=== ASSIGNMENT ===
Report every line of the data where the string "programmieren" appears.

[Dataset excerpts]
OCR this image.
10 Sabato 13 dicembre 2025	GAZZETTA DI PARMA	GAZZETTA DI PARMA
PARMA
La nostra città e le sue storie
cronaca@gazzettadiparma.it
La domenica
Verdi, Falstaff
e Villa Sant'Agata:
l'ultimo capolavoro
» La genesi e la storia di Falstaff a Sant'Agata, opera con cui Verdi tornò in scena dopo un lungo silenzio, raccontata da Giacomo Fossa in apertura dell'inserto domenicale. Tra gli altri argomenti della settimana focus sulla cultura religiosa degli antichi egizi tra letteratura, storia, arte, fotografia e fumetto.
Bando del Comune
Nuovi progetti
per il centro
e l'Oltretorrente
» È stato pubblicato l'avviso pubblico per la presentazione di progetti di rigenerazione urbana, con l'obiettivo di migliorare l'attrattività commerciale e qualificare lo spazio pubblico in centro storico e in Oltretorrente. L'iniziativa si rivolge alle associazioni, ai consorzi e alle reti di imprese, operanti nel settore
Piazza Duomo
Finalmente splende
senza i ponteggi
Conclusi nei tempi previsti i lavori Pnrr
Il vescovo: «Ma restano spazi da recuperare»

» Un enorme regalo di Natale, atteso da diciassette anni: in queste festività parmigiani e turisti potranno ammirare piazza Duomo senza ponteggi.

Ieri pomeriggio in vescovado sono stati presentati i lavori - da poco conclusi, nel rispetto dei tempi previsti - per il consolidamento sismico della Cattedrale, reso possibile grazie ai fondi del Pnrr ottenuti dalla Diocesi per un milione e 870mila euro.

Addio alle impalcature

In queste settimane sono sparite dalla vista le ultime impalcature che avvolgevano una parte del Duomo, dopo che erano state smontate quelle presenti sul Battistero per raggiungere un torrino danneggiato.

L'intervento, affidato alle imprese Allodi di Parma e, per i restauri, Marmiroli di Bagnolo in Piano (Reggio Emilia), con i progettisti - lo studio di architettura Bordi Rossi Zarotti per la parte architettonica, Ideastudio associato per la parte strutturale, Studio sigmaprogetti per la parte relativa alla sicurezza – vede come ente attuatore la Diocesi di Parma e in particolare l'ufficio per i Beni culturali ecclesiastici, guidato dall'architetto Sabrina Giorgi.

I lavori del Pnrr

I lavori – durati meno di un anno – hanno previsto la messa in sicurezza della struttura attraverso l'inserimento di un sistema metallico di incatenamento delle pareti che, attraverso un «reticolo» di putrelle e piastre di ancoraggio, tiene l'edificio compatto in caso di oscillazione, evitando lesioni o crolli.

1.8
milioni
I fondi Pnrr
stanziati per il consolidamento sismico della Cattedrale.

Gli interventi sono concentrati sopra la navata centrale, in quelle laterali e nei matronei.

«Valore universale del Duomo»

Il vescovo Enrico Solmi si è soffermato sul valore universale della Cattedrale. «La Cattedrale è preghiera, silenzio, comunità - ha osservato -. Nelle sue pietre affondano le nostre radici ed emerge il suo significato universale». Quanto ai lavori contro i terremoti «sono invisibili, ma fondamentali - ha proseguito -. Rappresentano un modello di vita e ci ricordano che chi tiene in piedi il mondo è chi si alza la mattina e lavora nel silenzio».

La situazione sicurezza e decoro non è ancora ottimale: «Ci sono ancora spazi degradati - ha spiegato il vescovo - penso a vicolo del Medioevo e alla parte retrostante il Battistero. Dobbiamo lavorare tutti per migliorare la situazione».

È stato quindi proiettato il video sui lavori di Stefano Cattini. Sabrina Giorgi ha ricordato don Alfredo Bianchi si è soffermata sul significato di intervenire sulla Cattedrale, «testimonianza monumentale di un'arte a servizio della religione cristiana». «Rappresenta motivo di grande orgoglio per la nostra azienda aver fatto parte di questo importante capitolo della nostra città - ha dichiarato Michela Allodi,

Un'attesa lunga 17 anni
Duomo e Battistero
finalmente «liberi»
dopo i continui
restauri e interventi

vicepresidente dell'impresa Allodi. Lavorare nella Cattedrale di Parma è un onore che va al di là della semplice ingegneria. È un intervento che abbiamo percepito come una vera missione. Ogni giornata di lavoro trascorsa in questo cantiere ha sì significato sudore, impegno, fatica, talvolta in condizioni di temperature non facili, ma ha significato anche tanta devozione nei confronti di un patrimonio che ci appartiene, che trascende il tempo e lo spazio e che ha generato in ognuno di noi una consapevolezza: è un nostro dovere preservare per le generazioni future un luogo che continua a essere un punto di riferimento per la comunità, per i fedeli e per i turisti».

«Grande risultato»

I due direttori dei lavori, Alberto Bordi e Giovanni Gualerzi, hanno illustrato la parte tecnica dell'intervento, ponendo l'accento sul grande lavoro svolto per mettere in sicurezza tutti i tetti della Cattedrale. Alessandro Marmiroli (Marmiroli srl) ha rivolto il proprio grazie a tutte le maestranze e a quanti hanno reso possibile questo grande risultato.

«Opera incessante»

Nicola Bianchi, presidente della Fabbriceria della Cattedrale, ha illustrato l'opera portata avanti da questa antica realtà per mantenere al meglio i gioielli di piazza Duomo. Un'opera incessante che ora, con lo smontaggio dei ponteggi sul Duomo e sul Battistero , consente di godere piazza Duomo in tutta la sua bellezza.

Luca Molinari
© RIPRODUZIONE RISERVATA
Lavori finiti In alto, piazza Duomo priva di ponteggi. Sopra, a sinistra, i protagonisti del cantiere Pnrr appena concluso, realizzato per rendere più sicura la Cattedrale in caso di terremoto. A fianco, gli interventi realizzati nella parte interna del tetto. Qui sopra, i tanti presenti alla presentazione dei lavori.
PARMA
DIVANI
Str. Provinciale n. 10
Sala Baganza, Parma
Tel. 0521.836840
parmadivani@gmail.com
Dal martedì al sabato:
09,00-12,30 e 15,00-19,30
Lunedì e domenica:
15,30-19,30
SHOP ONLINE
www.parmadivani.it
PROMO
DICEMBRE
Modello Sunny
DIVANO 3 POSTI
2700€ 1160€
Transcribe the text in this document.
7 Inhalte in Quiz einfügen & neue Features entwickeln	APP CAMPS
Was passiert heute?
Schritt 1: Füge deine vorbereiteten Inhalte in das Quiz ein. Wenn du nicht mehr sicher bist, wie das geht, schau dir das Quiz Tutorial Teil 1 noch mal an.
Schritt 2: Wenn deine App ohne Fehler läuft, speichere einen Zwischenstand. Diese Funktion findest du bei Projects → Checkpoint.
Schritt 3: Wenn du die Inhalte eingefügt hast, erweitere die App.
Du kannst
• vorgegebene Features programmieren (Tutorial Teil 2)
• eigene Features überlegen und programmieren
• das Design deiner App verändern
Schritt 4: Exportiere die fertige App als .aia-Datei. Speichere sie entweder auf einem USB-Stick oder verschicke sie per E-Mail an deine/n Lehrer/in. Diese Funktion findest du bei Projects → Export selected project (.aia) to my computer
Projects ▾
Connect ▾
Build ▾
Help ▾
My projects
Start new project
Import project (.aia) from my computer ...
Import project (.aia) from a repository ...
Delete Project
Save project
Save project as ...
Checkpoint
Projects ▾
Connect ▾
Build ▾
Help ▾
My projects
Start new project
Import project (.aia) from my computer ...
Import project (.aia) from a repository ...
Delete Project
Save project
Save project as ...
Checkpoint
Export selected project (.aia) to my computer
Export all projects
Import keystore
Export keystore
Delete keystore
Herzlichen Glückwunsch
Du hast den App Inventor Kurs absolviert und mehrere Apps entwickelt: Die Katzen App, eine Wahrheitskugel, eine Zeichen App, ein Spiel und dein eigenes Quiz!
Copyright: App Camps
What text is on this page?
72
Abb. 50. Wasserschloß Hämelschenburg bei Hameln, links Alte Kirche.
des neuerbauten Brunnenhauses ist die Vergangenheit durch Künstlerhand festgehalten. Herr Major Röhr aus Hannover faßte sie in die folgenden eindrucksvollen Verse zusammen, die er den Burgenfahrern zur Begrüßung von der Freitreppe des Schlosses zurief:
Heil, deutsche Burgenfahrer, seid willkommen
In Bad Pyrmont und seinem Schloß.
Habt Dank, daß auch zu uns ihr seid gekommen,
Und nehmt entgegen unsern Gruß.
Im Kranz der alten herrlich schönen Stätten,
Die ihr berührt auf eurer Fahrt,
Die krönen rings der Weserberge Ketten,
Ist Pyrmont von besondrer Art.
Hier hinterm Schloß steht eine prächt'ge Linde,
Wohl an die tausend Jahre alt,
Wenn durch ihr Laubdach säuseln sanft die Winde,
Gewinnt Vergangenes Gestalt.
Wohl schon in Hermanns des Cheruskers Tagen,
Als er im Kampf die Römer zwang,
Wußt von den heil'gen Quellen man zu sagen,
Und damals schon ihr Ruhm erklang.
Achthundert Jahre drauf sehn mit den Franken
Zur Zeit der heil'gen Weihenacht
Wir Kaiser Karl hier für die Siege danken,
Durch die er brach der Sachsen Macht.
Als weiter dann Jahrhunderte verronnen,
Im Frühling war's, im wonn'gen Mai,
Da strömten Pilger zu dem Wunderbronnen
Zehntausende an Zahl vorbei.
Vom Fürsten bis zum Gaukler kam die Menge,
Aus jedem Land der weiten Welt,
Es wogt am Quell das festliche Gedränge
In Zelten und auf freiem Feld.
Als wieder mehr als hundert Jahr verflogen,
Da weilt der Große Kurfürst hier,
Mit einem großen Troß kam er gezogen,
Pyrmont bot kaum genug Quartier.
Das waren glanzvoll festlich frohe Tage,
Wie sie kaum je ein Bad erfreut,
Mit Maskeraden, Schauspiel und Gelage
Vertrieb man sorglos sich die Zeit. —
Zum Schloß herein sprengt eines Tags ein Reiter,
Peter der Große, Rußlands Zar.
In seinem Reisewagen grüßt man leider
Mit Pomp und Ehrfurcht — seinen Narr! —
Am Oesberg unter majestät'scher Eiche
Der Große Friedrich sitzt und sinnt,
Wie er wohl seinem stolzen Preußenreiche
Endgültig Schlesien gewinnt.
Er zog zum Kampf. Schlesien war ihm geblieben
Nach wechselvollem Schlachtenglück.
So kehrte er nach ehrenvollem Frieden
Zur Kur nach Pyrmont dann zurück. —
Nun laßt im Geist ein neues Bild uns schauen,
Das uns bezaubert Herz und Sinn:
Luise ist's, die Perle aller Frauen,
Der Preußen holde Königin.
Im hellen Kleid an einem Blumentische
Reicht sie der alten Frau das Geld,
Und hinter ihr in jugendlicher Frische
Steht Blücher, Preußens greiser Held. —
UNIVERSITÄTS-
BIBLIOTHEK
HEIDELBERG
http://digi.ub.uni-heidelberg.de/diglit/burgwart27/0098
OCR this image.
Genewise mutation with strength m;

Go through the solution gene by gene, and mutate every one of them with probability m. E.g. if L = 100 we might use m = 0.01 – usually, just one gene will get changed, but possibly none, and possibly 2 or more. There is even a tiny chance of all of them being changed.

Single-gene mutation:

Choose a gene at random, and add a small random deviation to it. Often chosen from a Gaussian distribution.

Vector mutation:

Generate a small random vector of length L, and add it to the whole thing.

=== PROBLEM SOLUTION ===
• vorgegebene Features programmieren (Tutorial Teil 2)
• eigene Features überlegen und programmieren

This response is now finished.